• [Data for this task]
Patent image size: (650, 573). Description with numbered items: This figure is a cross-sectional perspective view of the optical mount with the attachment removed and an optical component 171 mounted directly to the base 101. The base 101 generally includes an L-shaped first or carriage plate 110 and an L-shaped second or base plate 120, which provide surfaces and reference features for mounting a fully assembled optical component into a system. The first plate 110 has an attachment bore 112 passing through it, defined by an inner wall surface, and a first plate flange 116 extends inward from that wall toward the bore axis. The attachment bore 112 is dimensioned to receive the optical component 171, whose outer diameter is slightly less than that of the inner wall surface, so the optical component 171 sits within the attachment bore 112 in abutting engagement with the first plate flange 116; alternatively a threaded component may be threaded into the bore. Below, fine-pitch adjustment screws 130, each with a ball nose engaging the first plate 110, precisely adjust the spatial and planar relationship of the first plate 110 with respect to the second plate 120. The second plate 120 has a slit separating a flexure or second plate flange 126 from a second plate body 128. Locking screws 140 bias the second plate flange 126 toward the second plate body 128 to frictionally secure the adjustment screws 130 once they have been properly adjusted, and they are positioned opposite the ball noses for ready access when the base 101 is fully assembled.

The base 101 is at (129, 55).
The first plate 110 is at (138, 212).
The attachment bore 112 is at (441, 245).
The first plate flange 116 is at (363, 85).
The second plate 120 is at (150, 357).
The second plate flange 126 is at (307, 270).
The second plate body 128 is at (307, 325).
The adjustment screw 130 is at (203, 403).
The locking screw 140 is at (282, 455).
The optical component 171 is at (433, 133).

• [What you should do] Could you switch "optical mount" to "optical holder" throughout all of these lines and give them again with nothing else changed?

• [Task result]
Patent image size: (650, 573). Description with numbered items: This figure is a cross-sectional perspective view of the optical holder with the attachment removed and an optical component 171 mounted directly to the base 101. The base 101 generally includes an L-shaped first or carriage plate 110 and an L-shaped second or base plate 120, which provide surfaces and reference features for mounting a fully assembled optical component into a system. The first plate 110 has an attachment bore 112 passing through it, defined by an inner wall surface, and a first plate flange 116 extends inward from that wall toward the bore axis. The attachment bore 112 is dimensioned to receive the optical component 171, whose outer diameter is slightly less than that of the inner wall surface, so the optical component 171 sits within the attachment bore 112 in abutting engagement with the first plate flange 116; alternatively a threaded component may be threaded into the bore. Below, fine-pitch adjustment screws 130, each with a ball nose engaging the first plate 110, precisely adjust the spatial and planar relationship of the first plate 110 with respect to the second plate 120. The second plate 120 has a slit separating a flexure or second plate flange 126 from a second plate body 128. Locking screws 140 bias the second plate flange 126 toward the second plate body 128 to frictionally secure the adjustment screws 130 once they have been properly adjusted, and they are positioned opposite the ball noses for ready access when the base 101 is fully assembled.

The base 101 is at (129, 55).
The first plate 110 is at (138, 212).
The attachment bore 112 is at (441, 245).
The first plate flange 116 is at (363, 85).
The second plate 120 is at (150, 357).
The second plate flange 126 is at (307, 270).
The second plate body 128 is at (307, 325).
The adjustment screw 130 is at (203, 403).
The locking screw 140 is at (282, 455).
The optical component 171 is at (433, 133).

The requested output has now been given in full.